Given information:
################

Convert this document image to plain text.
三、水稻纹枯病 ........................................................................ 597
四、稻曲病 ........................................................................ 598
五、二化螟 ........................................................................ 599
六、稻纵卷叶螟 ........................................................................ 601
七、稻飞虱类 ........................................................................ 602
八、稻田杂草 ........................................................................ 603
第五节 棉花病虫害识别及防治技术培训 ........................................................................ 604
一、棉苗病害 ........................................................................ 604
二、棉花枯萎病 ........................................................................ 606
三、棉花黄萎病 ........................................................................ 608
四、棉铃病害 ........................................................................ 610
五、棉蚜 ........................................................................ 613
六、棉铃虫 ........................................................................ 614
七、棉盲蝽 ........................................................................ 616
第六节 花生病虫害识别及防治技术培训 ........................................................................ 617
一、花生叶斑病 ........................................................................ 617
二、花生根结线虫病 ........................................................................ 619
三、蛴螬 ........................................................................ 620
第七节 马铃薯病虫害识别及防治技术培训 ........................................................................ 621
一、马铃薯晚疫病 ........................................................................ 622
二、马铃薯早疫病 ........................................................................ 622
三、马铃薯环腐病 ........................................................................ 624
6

################

Aim: Write the data back out verbatim.

Expected answer:
Convert this document image to plain text.
三、水稻纹枯病 ........................................................................ 597
四、稻曲病 ........................................................................ 598
五、二化螟 ........................................................................ 599
六、稻纵卷叶螟 ........................................................................ 601
七、稻飞虱类 ........................................................................ 602
八、稻田杂草 ........................................................................ 603
第五节 棉花病虫害识别及防治技术培训 ........................................................................ 604
一、棉苗病害 ........................................................................ 604
二、棉花枯萎病 ........................................................................ 606
三、棉花黄萎病 ........................................................................ 608
四、棉铃病害 ........................................................................ 610
五、棉蚜 ........................................................................ 613
六、棉铃虫 ........................................................................ 614
七、棉盲蝽 ........................................................................ 616
第六节 花生病虫害识别及防治技术培训 ........................................................................ 617
一、花生叶斑病 ........................................................................ 617
二、花生根结线虫病 ........................................................................ 619
三、蛴螬 ........................................................................ 620
第七节 马铃薯病虫害识别及防治技术培训 ........................................................................ 621
一、马铃薯晚疫病 ........................................................................ 622
二、马铃薯早疫病 ........................................................................ 622
三、马铃薯环腐病 ........................................................................ 624
6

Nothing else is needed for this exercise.